• SET PROBLEM:
Copy each line of the records that holds the string "Sensitivity".

• MATERIALS PROVIDED:
□ □ □ □ □ □ □

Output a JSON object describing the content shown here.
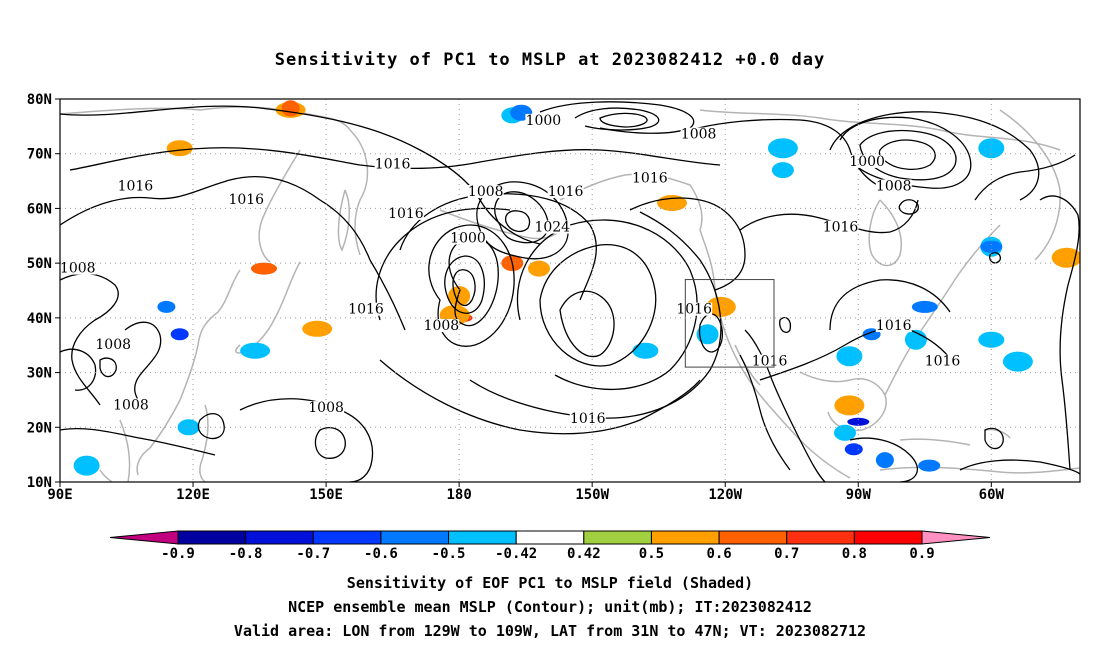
{
  "title": "Sensitivity of PC1 to MSLP at 2023082412 +0.0 day",
  "map": {
    "lat_labels": [
      "80N",
      "70N",
      "60N",
      "50N",
      "40N",
      "30N",
      "20N",
      "10N"
    ],
    "lon_labels": [
      "90E",
      "120E",
      "150E",
      "180",
      "150W",
      "120W",
      "90W",
      "60W"
    ],
    "lon_range": [
      90,
      320
    ],
    "lat_range": [
      10,
      80
    ],
    "valid_box": {
      "lon": [
        231,
        251
      ],
      "lat": [
        31,
        47
      ]
    },
    "contour_labels": [
      {
        "text": "1000",
        "lon": 199,
        "lat": 76
      },
      {
        "text": "1008",
        "lon": 234,
        "lat": 73.5
      },
      {
        "text": "1016",
        "lon": 165,
        "lat": 68
      },
      {
        "text": "1016",
        "lon": 107,
        "lat": 64
      },
      {
        "text": "1016",
        "lon": 132,
        "lat": 61.5
      },
      {
        "text": "1016",
        "lon": 168,
        "lat": 59
      },
      {
        "text": "1008",
        "lon": 186,
        "lat": 63
      },
      {
        "text": "1016",
        "lon": 204,
        "lat": 63
      },
      {
        "text": "1016",
        "lon": 223,
        "lat": 65.5
      },
      {
        "text": "1000",
        "lon": 272,
        "lat": 68.5
      },
      {
        "text": "1008",
        "lon": 278,
        "lat": 64
      },
      {
        "text": "1024",
        "lon": 201,
        "lat": 56.5
      },
      {
        "text": "1016",
        "lon": 266,
        "lat": 56.5
      },
      {
        "text": "1000",
        "lon": 182,
        "lat": 54.5
      },
      {
        "text": "1008",
        "lon": 94,
        "lat": 49
      },
      {
        "text": "1016",
        "lon": 159,
        "lat": 41.5
      },
      {
        "text": "1016",
        "lon": 233,
        "lat": 41.5
      },
      {
        "text": "1008",
        "lon": 176,
        "lat": 38.5
      },
      {
        "text": "1016",
        "lon": 278,
        "lat": 38.5
      },
      {
        "text": "1008",
        "lon": 102,
        "lat": 35
      },
      {
        "text": "1016",
        "lon": 289,
        "lat": 32
      },
      {
        "text": "1016",
        "lon": 250,
        "lat": 32
      },
      {
        "text": "1008",
        "lon": 106,
        "lat": 24
      },
      {
        "text": "1008",
        "lon": 150,
        "lat": 23.5
      },
      {
        "text": "1016",
        "lon": 209,
        "lat": 21.5
      }
    ],
    "shaded_areas": [
      {
        "lon": 192,
        "lat": 77,
        "value": -0.5
      },
      {
        "lon": 194,
        "lat": 77.5,
        "value": -0.6
      },
      {
        "lon": 142,
        "lat": 78,
        "value": 0.5
      },
      {
        "lon": 142,
        "lat": 78.3,
        "value": 0.6
      },
      {
        "lon": 117,
        "lat": 71,
        "value": 0.5
      },
      {
        "lon": 253,
        "lat": 71,
        "value": -0.5
      },
      {
        "lon": 253,
        "lat": 67,
        "value": -0.5
      },
      {
        "lon": 300,
        "lat": 71,
        "value": -0.5
      },
      {
        "lon": 228,
        "lat": 61,
        "value": 0.5
      },
      {
        "lon": 300,
        "lat": 53,
        "value": -0.5
      },
      {
        "lon": 300,
        "lat": 53,
        "value": -0.6
      },
      {
        "lon": 317,
        "lat": 51,
        "value": 0.5
      },
      {
        "lon": 198,
        "lat": 49,
        "value": 0.5
      },
      {
        "lon": 192,
        "lat": 50,
        "value": 0.6
      },
      {
        "lon": 136,
        "lat": 49,
        "value": 0.6
      },
      {
        "lon": 180,
        "lat": 44,
        "value": 0.5
      },
      {
        "lon": 181,
        "lat": 40,
        "value": 0.7
      },
      {
        "lon": 179,
        "lat": 40.5,
        "value": 0.5
      },
      {
        "lon": 114,
        "lat": 42,
        "value": -0.6
      },
      {
        "lon": 117,
        "lat": 37,
        "value": -0.7
      },
      {
        "lon": 134,
        "lat": 34,
        "value": -0.5
      },
      {
        "lon": 236,
        "lat": 37,
        "value": -0.5
      },
      {
        "lon": 222,
        "lat": 34,
        "value": -0.5
      },
      {
        "lon": 239,
        "lat": 42,
        "value": 0.5
      },
      {
        "lon": 273,
        "lat": 37,
        "value": -0.6
      },
      {
        "lon": 268,
        "lat": 33,
        "value": -0.5
      },
      {
        "lon": 285,
        "lat": 42,
        "value": -0.6
      },
      {
        "lon": 283,
        "lat": 36,
        "value": -0.5
      },
      {
        "lon": 300,
        "lat": 36,
        "value": -0.5
      },
      {
        "lon": 306,
        "lat": 32,
        "value": -0.5
      },
      {
        "lon": 267,
        "lat": 19,
        "value": -0.5
      },
      {
        "lon": 269,
        "lat": 16,
        "value": -0.7
      },
      {
        "lon": 270,
        "lat": 21,
        "value": -0.8
      },
      {
        "lon": 276,
        "lat": 14,
        "value": -0.6
      },
      {
        "lon": 286,
        "lat": 13,
        "value": -0.6
      },
      {
        "lon": 268,
        "lat": 24,
        "value": 0.5
      },
      {
        "lon": 119,
        "lat": 20,
        "value": -0.5
      },
      {
        "lon": 96,
        "lat": 13,
        "value": -0.5
      },
      {
        "lon": 148,
        "lat": 38,
        "value": 0.5
      }
    ]
  },
  "colorbar": {
    "levels": [
      "-0.9",
      "-0.8",
      "-0.7",
      "-0.6",
      "-0.5",
      "-0.42",
      "0.42",
      "0.5",
      "0.6",
      "0.7",
      "0.8",
      "0.9"
    ],
    "colors": [
      "#c0007f",
      "#0000a0",
      "#0010d8",
      "#0038ff",
      "#0078ff",
      "#00c0ff",
      "#ffffff",
      "#a0d040",
      "#ffa000",
      "#ff6000",
      "#ff3010",
      "#ff0000",
      "#ff90c0"
    ]
  },
  "footer": {
    "line1": "Sensitivity of EOF PC1 to MSLP field (Shaded)",
    "line2": "NCEP ensemble mean MSLP (Contour); unit(mb); IT:2023082412",
    "line3": "Valid area: LON from 129W to 109W, LAT from 31N to 47N; VT: 2023082712"
  }
}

□ □ □ □ □ □ □

• FINAL RESULT:
  "title": "Sensitivity of PC1 to MSLP at 2023082412 +0.0 day",
    "line1": "Sensitivity of EOF PC1 to MSLP field (Shaded)",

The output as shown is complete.